# Prompt
Make an exact copy of all the entries, but do not reproduce the pictures.

──────── Dataset rows ────────

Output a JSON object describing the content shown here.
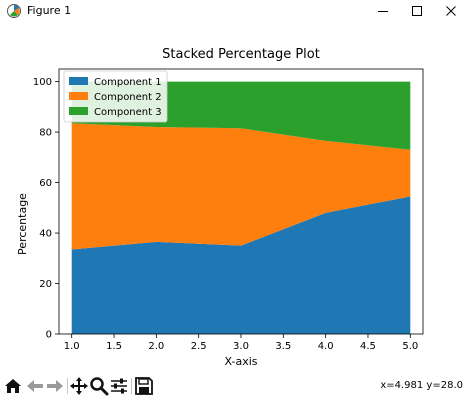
{
  "window": {
    "title": "Figure 1",
    "controls": [
      "minimize",
      "maximize",
      "close"
    ]
  },
  "toolbar": {
    "tools": [
      "home-icon",
      "back-arrow-icon",
      "forward-arrow-icon",
      "pan-icon",
      "zoom-icon",
      "configure-subplots-icon",
      "save-icon"
    ],
    "coordinates": "x=4.981 y=28.0"
  },
  "chart_data": {
    "type": "area",
    "stacked": true,
    "title": "Stacked Percentage Plot",
    "xlabel": "X-axis",
    "ylabel": "Percentage",
    "x": [
      1,
      2,
      3,
      4,
      5
    ],
    "xlim": [
      0.85,
      5.15
    ],
    "ylim": [
      0,
      105
    ],
    "xticks": [
      "1.0",
      "1.5",
      "2.0",
      "2.5",
      "3.0",
      "3.5",
      "4.0",
      "4.5",
      "5.0"
    ],
    "yticks": [
      "0",
      "20",
      "40",
      "60",
      "80",
      "100"
    ],
    "grid": false,
    "legend": "top-left",
    "series": [
      {
        "name": "Component 1",
        "color": "#1f77b4",
        "values": [
          33.5,
          36.5,
          35,
          48,
          54.5
        ]
      },
      {
        "name": "Component 2",
        "color": "#ff7f0e",
        "values": [
          50,
          45.5,
          46.5,
          28.5,
          18.5
        ]
      },
      {
        "name": "Component 3",
        "color": "#2ca02c",
        "values": [
          16.5,
          18,
          18.5,
          23.5,
          27
        ]
      }
    ]
  }
}
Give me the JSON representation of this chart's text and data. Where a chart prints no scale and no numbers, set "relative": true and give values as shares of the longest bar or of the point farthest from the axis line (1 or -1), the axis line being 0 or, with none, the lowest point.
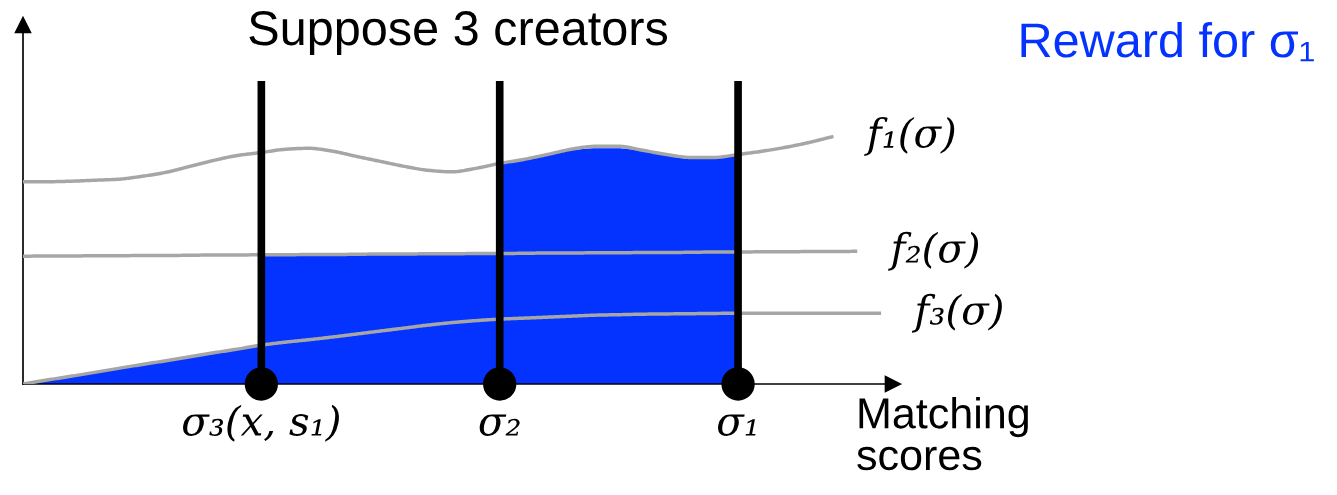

────────

# Solution for this task
Output a JSON object describing the content shown here.
{
  "window": {
    "title": "Figure 1",
    "controls": [
      "minimize",
      "maximize",
      "close"
    ]
  },
  "toolbar": {
    "tools": [
      "home-icon",
      "back-arrow-icon",
      "forward-arrow-icon",
      "pan-icon",
      "zoom-icon",
      "configure-subplots-icon",
      "save-icon"
    ],
    "coordinates": "x=4.981 y=28.0"
  },
  "chart_data": {
    "type": "area",
    "stacked": true,
    "title": "Stacked Percentage Plot",
    "xlabel": "X-axis",
    "ylabel": "Percentage",
    "x": [
      1,
      2,
      3,
      4,
      5
    ],
    "xlim": [
      0.85,
      5.15
    ],
    "ylim": [
      0,
      105
    ],
    "xticks": [
      "1.0",
      "1.5",
      "2.0",
      "2.5",
      "3.0",
      "3.5",
      "4.0",
      "4.5",
      "5.0"
    ],
    "yticks": [
      "0",
      "20",
      "40",
      "60",
      "80",
      "100"
    ],
    "grid": false,
    "legend": "top-left",
    "series": [
      {
        "name": "Component 1",
        "color": "#1f77b4",
        "values": [
          33.5,
          36.5,
          35,
          48,
          54.5
        ]
      },
      {
        "name": "Component 2",
        "color": "#ff7f0e",
        "values": [
          50,
          45.5,
          46.5,
          28.5,
          18.5
        ]
      },
      {
        "name": "Component 3",
        "color": "#2ca02c",
        "values": [
          16.5,
          18,
          18.5,
          23.5,
          27
        ]
      }
    ]
  }
}
Give me the JSON representation of this chart's text and data. Where a chart prints no scale and no numbers, set "relative": true and give values as shares of the longest bar or of the point farthest from the axis line (1 or -1), the axis line being 0 or, with none, the lowest point.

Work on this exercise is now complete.